- **Work to be completed**
Omit all images. Transcribe the rest of the material below exactly.

- **Data rows**

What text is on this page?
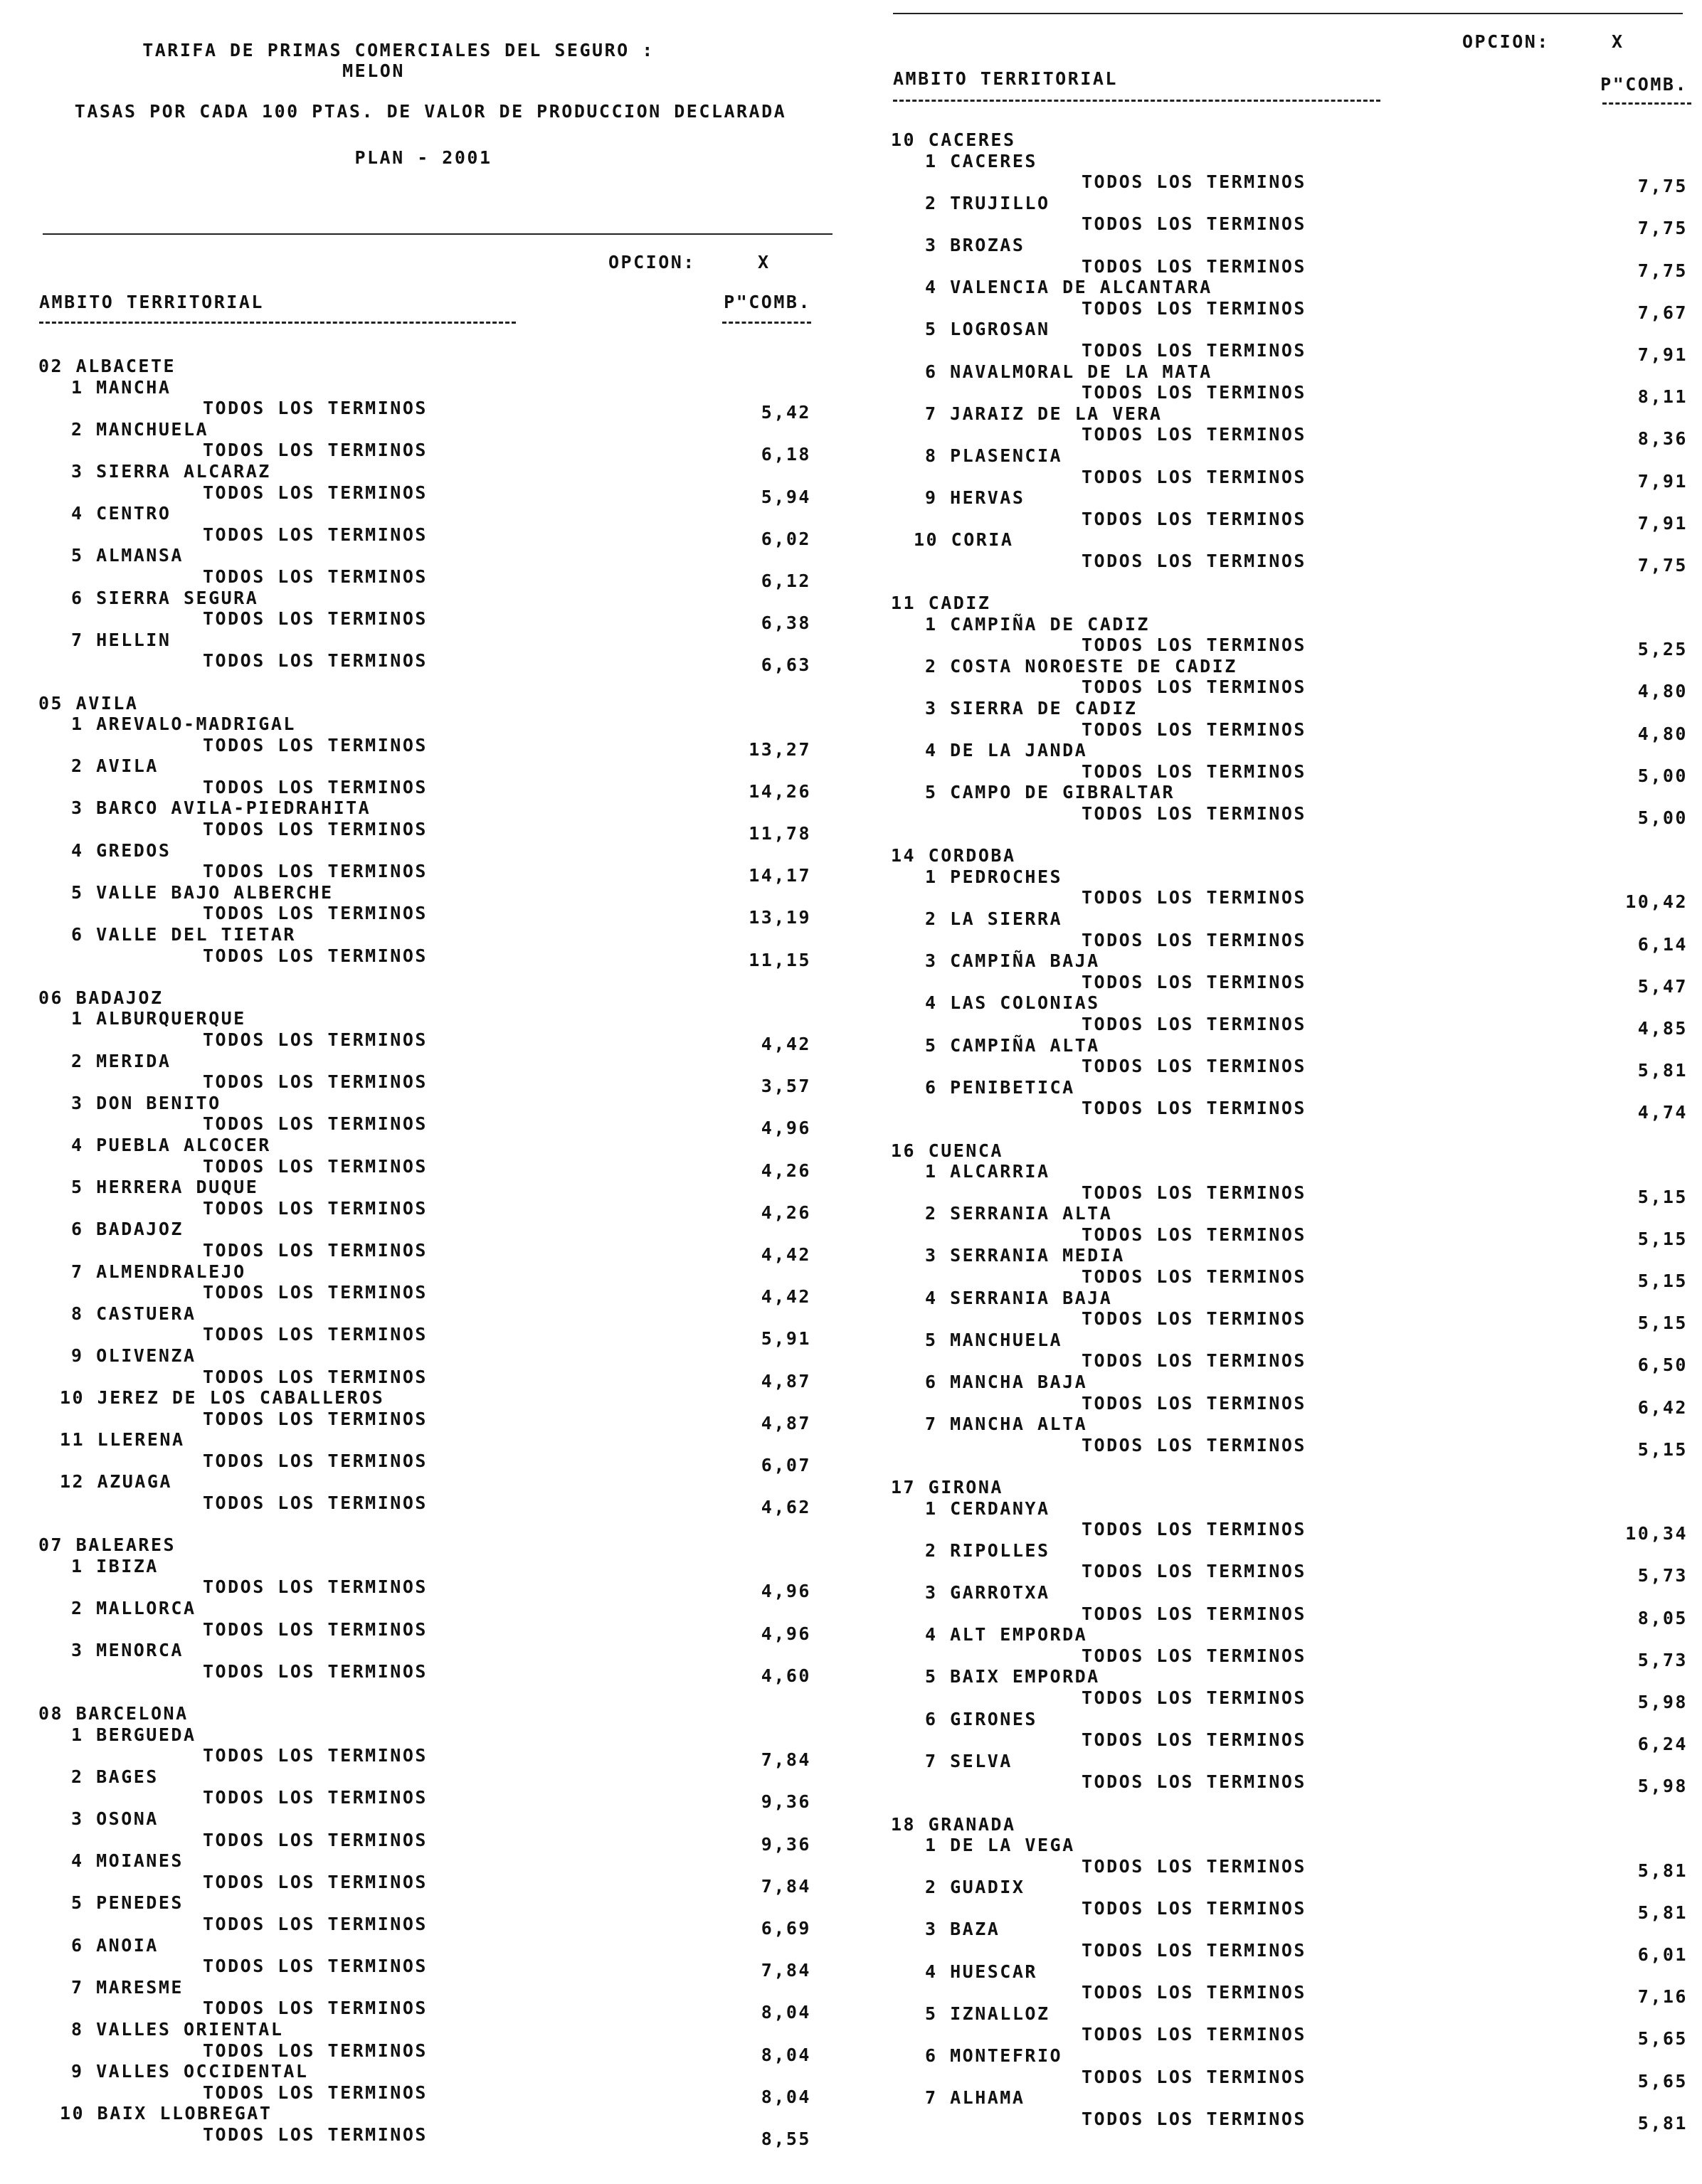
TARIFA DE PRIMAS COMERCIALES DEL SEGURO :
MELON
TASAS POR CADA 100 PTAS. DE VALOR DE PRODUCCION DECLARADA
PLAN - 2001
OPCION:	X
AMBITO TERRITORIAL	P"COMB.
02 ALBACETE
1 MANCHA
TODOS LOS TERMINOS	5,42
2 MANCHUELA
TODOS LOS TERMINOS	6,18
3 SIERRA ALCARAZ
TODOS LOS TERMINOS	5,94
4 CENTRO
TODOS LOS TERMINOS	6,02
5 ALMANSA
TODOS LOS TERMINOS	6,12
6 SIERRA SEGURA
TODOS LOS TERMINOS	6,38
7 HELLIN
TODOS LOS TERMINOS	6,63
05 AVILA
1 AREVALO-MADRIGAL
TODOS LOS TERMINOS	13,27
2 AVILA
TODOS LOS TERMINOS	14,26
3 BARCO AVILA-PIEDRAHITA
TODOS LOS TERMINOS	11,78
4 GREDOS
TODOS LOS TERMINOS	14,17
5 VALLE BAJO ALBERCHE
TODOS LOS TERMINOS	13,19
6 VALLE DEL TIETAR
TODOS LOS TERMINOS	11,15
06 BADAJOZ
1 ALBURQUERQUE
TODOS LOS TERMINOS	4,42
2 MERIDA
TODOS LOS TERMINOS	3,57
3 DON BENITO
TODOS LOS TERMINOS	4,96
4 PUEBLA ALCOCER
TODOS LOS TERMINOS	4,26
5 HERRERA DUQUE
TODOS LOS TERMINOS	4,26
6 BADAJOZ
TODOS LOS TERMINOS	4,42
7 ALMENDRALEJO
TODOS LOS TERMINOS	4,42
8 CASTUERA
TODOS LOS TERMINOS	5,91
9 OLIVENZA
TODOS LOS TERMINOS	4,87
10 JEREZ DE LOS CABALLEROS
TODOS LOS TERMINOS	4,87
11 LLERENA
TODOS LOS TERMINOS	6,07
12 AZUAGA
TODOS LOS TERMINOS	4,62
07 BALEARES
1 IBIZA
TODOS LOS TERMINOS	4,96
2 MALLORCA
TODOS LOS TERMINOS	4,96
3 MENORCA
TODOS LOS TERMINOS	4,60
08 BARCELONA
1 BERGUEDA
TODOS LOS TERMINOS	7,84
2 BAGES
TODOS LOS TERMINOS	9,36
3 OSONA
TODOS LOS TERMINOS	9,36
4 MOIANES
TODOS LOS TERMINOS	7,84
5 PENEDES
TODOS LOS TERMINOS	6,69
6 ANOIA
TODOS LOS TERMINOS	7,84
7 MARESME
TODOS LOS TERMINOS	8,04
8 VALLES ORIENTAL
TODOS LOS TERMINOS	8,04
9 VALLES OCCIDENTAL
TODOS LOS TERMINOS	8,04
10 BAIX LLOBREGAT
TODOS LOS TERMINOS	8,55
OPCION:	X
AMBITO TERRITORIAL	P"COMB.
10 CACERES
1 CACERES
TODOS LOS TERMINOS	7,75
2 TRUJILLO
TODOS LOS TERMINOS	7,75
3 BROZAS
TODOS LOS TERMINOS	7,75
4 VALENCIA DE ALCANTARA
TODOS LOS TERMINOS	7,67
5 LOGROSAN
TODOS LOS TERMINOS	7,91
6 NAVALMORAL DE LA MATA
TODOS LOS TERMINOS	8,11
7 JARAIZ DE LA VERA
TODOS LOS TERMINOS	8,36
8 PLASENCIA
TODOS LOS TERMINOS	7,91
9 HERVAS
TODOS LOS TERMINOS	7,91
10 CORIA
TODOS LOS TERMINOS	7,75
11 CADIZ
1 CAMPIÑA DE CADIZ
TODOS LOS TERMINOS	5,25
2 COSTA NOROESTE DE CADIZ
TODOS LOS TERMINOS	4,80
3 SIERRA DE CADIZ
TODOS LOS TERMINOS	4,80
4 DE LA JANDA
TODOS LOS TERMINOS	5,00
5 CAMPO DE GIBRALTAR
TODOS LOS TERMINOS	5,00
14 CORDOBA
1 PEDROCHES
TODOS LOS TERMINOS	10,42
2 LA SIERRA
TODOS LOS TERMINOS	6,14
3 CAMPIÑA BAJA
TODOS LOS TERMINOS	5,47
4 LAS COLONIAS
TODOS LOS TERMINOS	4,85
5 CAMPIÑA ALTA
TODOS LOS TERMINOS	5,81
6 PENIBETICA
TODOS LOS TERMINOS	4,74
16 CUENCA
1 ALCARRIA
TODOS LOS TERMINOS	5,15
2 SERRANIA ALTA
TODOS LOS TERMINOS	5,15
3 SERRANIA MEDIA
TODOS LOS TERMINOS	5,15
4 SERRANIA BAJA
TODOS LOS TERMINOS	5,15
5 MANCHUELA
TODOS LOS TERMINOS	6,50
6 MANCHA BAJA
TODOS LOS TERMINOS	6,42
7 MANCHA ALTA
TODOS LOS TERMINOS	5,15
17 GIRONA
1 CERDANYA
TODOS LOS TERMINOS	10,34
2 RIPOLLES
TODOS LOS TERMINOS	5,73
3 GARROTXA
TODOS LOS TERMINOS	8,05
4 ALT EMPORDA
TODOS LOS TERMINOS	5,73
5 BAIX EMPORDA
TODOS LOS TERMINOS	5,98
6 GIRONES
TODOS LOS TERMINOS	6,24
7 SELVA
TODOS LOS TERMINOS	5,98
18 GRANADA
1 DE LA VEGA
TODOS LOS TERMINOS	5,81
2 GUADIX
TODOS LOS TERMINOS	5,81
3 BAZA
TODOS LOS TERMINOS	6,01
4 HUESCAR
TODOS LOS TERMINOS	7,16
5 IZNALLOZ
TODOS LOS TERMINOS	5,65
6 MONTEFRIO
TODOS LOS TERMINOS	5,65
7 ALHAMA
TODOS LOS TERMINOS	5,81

- **Exercise result**
What text is on this page?
TARIFA DE PRIMAS COMERCIALES DEL SEGURO :
MELON
TASAS POR CADA 100 PTAS. DE VALOR DE PRODUCCION DECLARADA
PLAN - 2001
OPCION:	X
AMBITO TERRITORIAL	P"COMB.
02 ALBACETE
1 MANCHA
TODOS LOS TERMINOS	5,42
2 MANCHUELA
TODOS LOS TERMINOS	6,18
3 SIERRA ALCARAZ
TODOS LOS TERMINOS	5,94
4 CENTRO
TODOS LOS TERMINOS	6,02
5 ALMANSA
TODOS LOS TERMINOS	6,12
6 SIERRA SEGURA
TODOS LOS TERMINOS	6,38
7 HELLIN
TODOS LOS TERMINOS	6,63
05 AVILA
1 AREVALO-MADRIGAL
TODOS LOS TERMINOS	13,27
2 AVILA
TODOS LOS TERMINOS	14,26
3 BARCO AVILA-PIEDRAHITA
TODOS LOS TERMINOS	11,78
4 GREDOS
TODOS LOS TERMINOS	14,17
5 VALLE BAJO ALBERCHE
TODOS LOS TERMINOS	13,19
6 VALLE DEL TIETAR
TODOS LOS TERMINOS	11,15
06 BADAJOZ
1 ALBURQUERQUE
TODOS LOS TERMINOS	4,42
2 MERIDA
TODOS LOS TERMINOS	3,57
3 DON BENITO
TODOS LOS TERMINOS	4,96
4 PUEBLA ALCOCER
TODOS LOS TERMINOS	4,26
5 HERRERA DUQUE
TODOS LOS TERMINOS	4,26
6 BADAJOZ
TODOS LOS TERMINOS	4,42
7 ALMENDRALEJO
TODOS LOS TERMINOS	4,42
8 CASTUERA
TODOS LOS TERMINOS	5,91
9 OLIVENZA
TODOS LOS TERMINOS	4,87
10 JEREZ DE LOS CABALLEROS
TODOS LOS TERMINOS	4,87
11 LLERENA
TODOS LOS TERMINOS	6,07
12 AZUAGA
TODOS LOS TERMINOS	4,62
07 BALEARES
1 IBIZA
TODOS LOS TERMINOS	4,96
2 MALLORCA
TODOS LOS TERMINOS	4,96
3 MENORCA
TODOS LOS TERMINOS	4,60
08 BARCELONA
1 BERGUEDA
TODOS LOS TERMINOS	7,84
2 BAGES
TODOS LOS TERMINOS	9,36
3 OSONA
TODOS LOS TERMINOS	9,36
4 MOIANES
TODOS LOS TERMINOS	7,84
5 PENEDES
TODOS LOS TERMINOS	6,69
6 ANOIA
TODOS LOS TERMINOS	7,84
7 MARESME
TODOS LOS TERMINOS	8,04
8 VALLES ORIENTAL
TODOS LOS TERMINOS	8,04
9 VALLES OCCIDENTAL
TODOS LOS TERMINOS	8,04
10 BAIX LLOBREGAT
TODOS LOS TERMINOS	8,55
OPCION:	X
AMBITO TERRITORIAL	P"COMB.
10 CACERES
1 CACERES
TODOS LOS TERMINOS	7,75
2 TRUJILLO
TODOS LOS TERMINOS	7,75
3 BROZAS
TODOS LOS TERMINOS	7,75
4 VALENCIA DE ALCANTARA
TODOS LOS TERMINOS	7,67
5 LOGROSAN
TODOS LOS TERMINOS	7,91
6 NAVALMORAL DE LA MATA
TODOS LOS TERMINOS	8,11
7 JARAIZ DE LA VERA
TODOS LOS TERMINOS	8,36
8 PLASENCIA
TODOS LOS TERMINOS	7,91
9 HERVAS
TODOS LOS TERMINOS	7,91
10 CORIA
TODOS LOS TERMINOS	7,75
11 CADIZ
1 CAMPIÑA DE CADIZ
TODOS LOS TERMINOS	5,25
2 COSTA NOROESTE DE CADIZ
TODOS LOS TERMINOS	4,80
3 SIERRA DE CADIZ
TODOS LOS TERMINOS	4,80
4 DE LA JANDA
TODOS LOS TERMINOS	5,00
5 CAMPO DE GIBRALTAR
TODOS LOS TERMINOS	5,00
14 CORDOBA
1 PEDROCHES
TODOS LOS TERMINOS	10,42
2 LA SIERRA
TODOS LOS TERMINOS	6,14
3 CAMPIÑA BAJA
TODOS LOS TERMINOS	5,47
4 LAS COLONIAS
TODOS LOS TERMINOS	4,85
5 CAMPIÑA ALTA
TODOS LOS TERMINOS	5,81
6 PENIBETICA
TODOS LOS TERMINOS	4,74
16 CUENCA
1 ALCARRIA
TODOS LOS TERMINOS	5,15
2 SERRANIA ALTA
TODOS LOS TERMINOS	5,15
3 SERRANIA MEDIA
TODOS LOS TERMINOS	5,15
4 SERRANIA BAJA
TODOS LOS TERMINOS	5,15
5 MANCHUELA
TODOS LOS TERMINOS	6,50
6 MANCHA BAJA
TODOS LOS TERMINOS	6,42
7 MANCHA ALTA
TODOS LOS TERMINOS	5,15
17 GIRONA
1 CERDANYA
TODOS LOS TERMINOS	10,34
2 RIPOLLES
TODOS LOS TERMINOS	5,73
3 GARROTXA
TODOS LOS TERMINOS	8,05
4 ALT EMPORDA
TODOS LOS TERMINOS	5,73
5 BAIX EMPORDA
TODOS LOS TERMINOS	5,98
6 GIRONES
TODOS LOS TERMINOS	6,24
7 SELVA
TODOS LOS TERMINOS	5,98
18 GRANADA
1 DE LA VEGA
TODOS LOS TERMINOS	5,81
2 GUADIX
TODOS LOS TERMINOS	5,81
3 BAZA
TODOS LOS TERMINOS	6,01
4 HUESCAR
TODOS LOS TERMINOS	7,16
5 IZNALLOZ
TODOS LOS TERMINOS	5,65
6 MONTEFRIO
TODOS LOS TERMINOS	5,65
7 ALHAMA
TODOS LOS TERMINOS	5,81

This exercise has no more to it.